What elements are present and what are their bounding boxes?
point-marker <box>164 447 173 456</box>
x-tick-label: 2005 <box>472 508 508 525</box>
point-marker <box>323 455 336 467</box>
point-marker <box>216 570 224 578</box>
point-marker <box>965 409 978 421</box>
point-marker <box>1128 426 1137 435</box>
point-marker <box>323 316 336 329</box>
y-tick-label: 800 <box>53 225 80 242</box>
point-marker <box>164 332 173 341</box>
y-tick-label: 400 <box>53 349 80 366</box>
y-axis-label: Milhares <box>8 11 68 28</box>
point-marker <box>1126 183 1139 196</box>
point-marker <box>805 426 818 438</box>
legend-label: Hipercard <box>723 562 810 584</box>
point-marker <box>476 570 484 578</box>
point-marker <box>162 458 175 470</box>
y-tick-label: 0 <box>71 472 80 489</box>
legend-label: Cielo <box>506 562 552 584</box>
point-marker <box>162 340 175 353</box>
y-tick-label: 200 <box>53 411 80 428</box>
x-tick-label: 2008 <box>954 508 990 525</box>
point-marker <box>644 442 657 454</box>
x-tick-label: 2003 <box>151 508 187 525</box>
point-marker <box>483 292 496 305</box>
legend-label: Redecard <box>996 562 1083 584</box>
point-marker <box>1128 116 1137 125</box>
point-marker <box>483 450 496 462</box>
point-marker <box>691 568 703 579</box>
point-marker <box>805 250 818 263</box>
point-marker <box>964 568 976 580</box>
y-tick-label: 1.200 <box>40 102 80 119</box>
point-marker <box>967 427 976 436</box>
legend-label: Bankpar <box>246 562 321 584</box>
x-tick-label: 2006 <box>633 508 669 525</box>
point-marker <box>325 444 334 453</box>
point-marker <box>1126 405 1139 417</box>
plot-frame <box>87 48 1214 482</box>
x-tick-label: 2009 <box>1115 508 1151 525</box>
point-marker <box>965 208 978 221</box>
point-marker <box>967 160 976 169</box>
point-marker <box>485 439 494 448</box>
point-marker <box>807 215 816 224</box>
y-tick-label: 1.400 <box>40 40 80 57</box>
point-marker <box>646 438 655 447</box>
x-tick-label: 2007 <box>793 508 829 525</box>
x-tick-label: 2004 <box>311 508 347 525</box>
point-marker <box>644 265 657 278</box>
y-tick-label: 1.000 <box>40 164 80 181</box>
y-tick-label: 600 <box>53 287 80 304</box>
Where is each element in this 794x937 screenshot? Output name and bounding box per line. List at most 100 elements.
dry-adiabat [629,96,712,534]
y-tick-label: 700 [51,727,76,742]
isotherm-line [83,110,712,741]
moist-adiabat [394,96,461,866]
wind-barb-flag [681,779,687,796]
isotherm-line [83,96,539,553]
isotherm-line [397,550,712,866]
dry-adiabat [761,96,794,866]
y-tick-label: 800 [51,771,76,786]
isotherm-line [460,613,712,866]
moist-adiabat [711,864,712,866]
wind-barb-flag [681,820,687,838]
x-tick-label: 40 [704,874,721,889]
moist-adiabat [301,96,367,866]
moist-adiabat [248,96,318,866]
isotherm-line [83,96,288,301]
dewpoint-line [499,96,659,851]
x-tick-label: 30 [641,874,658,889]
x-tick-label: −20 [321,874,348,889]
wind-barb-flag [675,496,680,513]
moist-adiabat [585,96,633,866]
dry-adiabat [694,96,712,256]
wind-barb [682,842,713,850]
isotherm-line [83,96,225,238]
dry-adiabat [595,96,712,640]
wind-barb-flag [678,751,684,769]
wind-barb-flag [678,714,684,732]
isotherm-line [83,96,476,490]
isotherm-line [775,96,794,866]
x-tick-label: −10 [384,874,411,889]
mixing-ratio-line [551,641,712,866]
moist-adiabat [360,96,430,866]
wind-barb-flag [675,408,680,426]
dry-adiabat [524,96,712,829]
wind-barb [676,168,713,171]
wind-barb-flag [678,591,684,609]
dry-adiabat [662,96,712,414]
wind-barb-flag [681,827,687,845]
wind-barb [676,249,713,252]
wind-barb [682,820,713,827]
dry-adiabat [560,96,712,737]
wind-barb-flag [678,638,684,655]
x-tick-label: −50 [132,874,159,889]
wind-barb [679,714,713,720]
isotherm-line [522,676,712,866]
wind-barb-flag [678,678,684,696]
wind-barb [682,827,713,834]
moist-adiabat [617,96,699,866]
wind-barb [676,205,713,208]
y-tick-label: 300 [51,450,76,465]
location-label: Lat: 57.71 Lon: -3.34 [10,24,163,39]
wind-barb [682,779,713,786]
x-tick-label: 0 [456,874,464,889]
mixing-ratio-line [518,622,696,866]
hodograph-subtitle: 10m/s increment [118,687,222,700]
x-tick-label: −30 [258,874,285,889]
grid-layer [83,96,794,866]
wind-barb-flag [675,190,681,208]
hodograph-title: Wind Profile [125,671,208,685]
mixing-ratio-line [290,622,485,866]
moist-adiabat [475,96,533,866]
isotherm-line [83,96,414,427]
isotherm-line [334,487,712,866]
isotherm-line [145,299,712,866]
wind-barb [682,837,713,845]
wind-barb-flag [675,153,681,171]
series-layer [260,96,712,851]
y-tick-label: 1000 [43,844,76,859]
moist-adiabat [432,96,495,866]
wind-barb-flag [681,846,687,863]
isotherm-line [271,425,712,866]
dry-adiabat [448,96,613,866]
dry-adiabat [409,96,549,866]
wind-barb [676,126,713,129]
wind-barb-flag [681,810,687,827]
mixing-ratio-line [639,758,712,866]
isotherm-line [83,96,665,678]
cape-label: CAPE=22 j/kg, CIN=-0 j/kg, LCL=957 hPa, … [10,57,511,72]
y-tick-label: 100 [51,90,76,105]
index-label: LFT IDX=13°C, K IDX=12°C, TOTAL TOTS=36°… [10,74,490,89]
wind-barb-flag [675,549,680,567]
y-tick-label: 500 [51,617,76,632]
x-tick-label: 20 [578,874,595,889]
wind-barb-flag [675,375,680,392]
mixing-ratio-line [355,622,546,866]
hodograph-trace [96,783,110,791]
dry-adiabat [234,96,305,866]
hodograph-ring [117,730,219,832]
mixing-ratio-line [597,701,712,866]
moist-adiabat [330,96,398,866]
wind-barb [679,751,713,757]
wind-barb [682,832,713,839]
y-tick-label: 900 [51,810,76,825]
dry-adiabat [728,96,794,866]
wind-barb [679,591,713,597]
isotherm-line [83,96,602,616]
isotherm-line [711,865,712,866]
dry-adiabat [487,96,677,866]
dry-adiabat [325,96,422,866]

________________________________________

_Request:_ Reproduce the listing, changing every "y-tick-label" to "vertical-axis-label" and leaving everything else as it is.

_Response to the exercise:_
What elements are present and what are their bounding boxes?
point-marker <box>164 447 173 456</box>
x-tick-label: 2005 <box>472 508 508 525</box>
point-marker <box>323 455 336 467</box>
point-marker <box>216 570 224 578</box>
point-marker <box>965 409 978 421</box>
point-marker <box>1128 426 1137 435</box>
point-marker <box>323 316 336 329</box>
vertical-axis-label: 800 <box>53 225 80 242</box>
point-marker <box>164 332 173 341</box>
vertical-axis-label: 400 <box>53 349 80 366</box>
y-axis-label: Milhares <box>8 11 68 28</box>
point-marker <box>1126 183 1139 196</box>
point-marker <box>805 426 818 438</box>
legend-label: Hipercard <box>723 562 810 584</box>
point-marker <box>476 570 484 578</box>
point-marker <box>162 458 175 470</box>
vertical-axis-label: 0 <box>71 472 80 489</box>
legend-label: Cielo <box>506 562 552 584</box>
point-marker <box>162 340 175 353</box>
vertical-axis-label: 200 <box>53 411 80 428</box>
x-tick-label: 2008 <box>954 508 990 525</box>
point-marker <box>644 442 657 454</box>
x-tick-label: 2003 <box>151 508 187 525</box>
point-marker <box>483 292 496 305</box>
legend-label: Redecard <box>996 562 1083 584</box>
point-marker <box>1128 116 1137 125</box>
point-marker <box>483 450 496 462</box>
point-marker <box>691 568 703 579</box>
point-marker <box>805 250 818 263</box>
point-marker <box>964 568 976 580</box>
vertical-axis-label: 1.200 <box>40 102 80 119</box>
point-marker <box>967 427 976 436</box>
legend-label: Bankpar <box>246 562 321 584</box>
x-tick-label: 2006 <box>633 508 669 525</box>
point-marker <box>325 444 334 453</box>
point-marker <box>1126 405 1139 417</box>
plot-frame <box>87 48 1214 482</box>
x-tick-label: 2009 <box>1115 508 1151 525</box>
point-marker <box>965 208 978 221</box>
point-marker <box>967 160 976 169</box>
point-marker <box>485 439 494 448</box>
point-marker <box>807 215 816 224</box>
vertical-axis-label: 1.400 <box>40 40 80 57</box>
point-marker <box>646 438 655 447</box>
x-tick-label: 2007 <box>793 508 829 525</box>
x-tick-label: 2004 <box>311 508 347 525</box>
point-marker <box>644 265 657 278</box>
vertical-axis-label: 1.000 <box>40 164 80 181</box>
vertical-axis-label: 600 <box>53 287 80 304</box>
Where is each element in this 794x937 screenshot? Output name and bounding box per line. List at most 100 elements.
dry-adiabat [629,96,712,534]
vertical-axis-label: 700 [51,727,76,742]
isotherm-line [83,110,712,741]
moist-adiabat [394,96,461,866]
wind-barb-flag [681,779,687,796]
isotherm-line [83,96,539,553]
isotherm-line [397,550,712,866]
dry-adiabat [761,96,794,866]
vertical-axis-label: 800 [51,771,76,786]
isotherm-line [460,613,712,866]
moist-adiabat [711,864,712,866]
wind-barb-flag [681,820,687,838]
x-tick-label: 40 [704,874,721,889]
moist-adiabat [301,96,367,866]
moist-adiabat [248,96,318,866]
isotherm-line [83,96,288,301]
dewpoint-line [499,96,659,851]
x-tick-label: 30 [641,874,658,889]
x-tick-label: −20 [321,874,348,889]
wind-barb-flag [675,496,680,513]
moist-adiabat [585,96,633,866]
dry-adiabat [694,96,712,256]
wind-barb [682,842,713,850]
isotherm-line [83,96,225,238]
dry-adiabat [595,96,712,640]
wind-barb-flag [678,751,684,769]
wind-barb-flag [678,714,684,732]
isotherm-line [83,96,476,490]
isotherm-line [775,96,794,866]
x-tick-label: −10 [384,874,411,889]
mixing-ratio-line [551,641,712,866]
moist-adiabat [360,96,430,866]
wind-barb-flag [675,408,680,426]
dry-adiabat [524,96,712,829]
wind-barb [676,168,713,171]
wind-barb-flag [678,591,684,609]
dry-adiabat [662,96,712,414]
wind-barb-flag [681,827,687,845]
wind-barb [676,249,713,252]
wind-barb [682,820,713,827]
dry-adiabat [560,96,712,737]
wind-barb-flag [678,638,684,655]
x-tick-label: −50 [132,874,159,889]
wind-barb [679,714,713,720]
isotherm-line [522,676,712,866]
wind-barb-flag [678,678,684,696]
wind-barb [682,827,713,834]
moist-adiabat [617,96,699,866]
wind-barb [676,205,713,208]
vertical-axis-label: 300 [51,450,76,465]
location-label: Lat: 57.71 Lon: -3.34 [10,24,163,39]
wind-barb [682,779,713,786]
x-tick-label: 0 [456,874,464,889]
mixing-ratio-line [518,622,696,866]
hodograph-subtitle: 10m/s increment [118,687,222,700]
x-tick-label: −30 [258,874,285,889]
grid-layer [83,96,794,866]
wind-barb-flag [675,190,681,208]
hodograph-title: Wind Profile [125,671,208,685]
mixing-ratio-line [290,622,485,866]
moist-adiabat [475,96,533,866]
isotherm-line [83,96,414,427]
isotherm-line [334,487,712,866]
isotherm-line [145,299,712,866]
wind-barb [682,837,713,845]
wind-barb-flag [675,153,681,171]
series-layer [260,96,712,851]
vertical-axis-label: 1000 [43,844,76,859]
moist-adiabat [432,96,495,866]
wind-barb-flag [681,846,687,863]
isotherm-line [271,425,712,866]
dry-adiabat [448,96,613,866]
dry-adiabat [409,96,549,866]
wind-barb [676,126,713,129]
wind-barb-flag [681,810,687,827]
mixing-ratio-line [639,758,712,866]
isotherm-line [83,96,665,678]
cape-label: CAPE=22 j/kg, CIN=-0 j/kg, LCL=957 hPa, … [10,57,511,72]
vertical-axis-label: 100 [51,90,76,105]
index-label: LFT IDX=13°C, K IDX=12°C, TOTAL TOTS=36°… [10,74,490,89]
wind-barb-flag [675,549,680,567]
vertical-axis-label: 500 [51,617,76,632]
x-tick-label: 20 [578,874,595,889]
wind-barb-flag [675,375,680,392]
mixing-ratio-line [355,622,546,866]
hodograph-trace [96,783,110,791]
dry-adiabat [234,96,305,866]
hodograph-ring [117,730,219,832]
mixing-ratio-line [597,701,712,866]
moist-adiabat [330,96,398,866]
wind-barb [679,751,713,757]
wind-barb [682,832,713,839]
vertical-axis-label: 900 [51,810,76,825]
dry-adiabat [728,96,794,866]
wind-barb [679,591,713,597]
isotherm-line [83,96,602,616]
isotherm-line [711,865,712,866]
dry-adiabat [487,96,677,866]
dry-adiabat [325,96,422,866]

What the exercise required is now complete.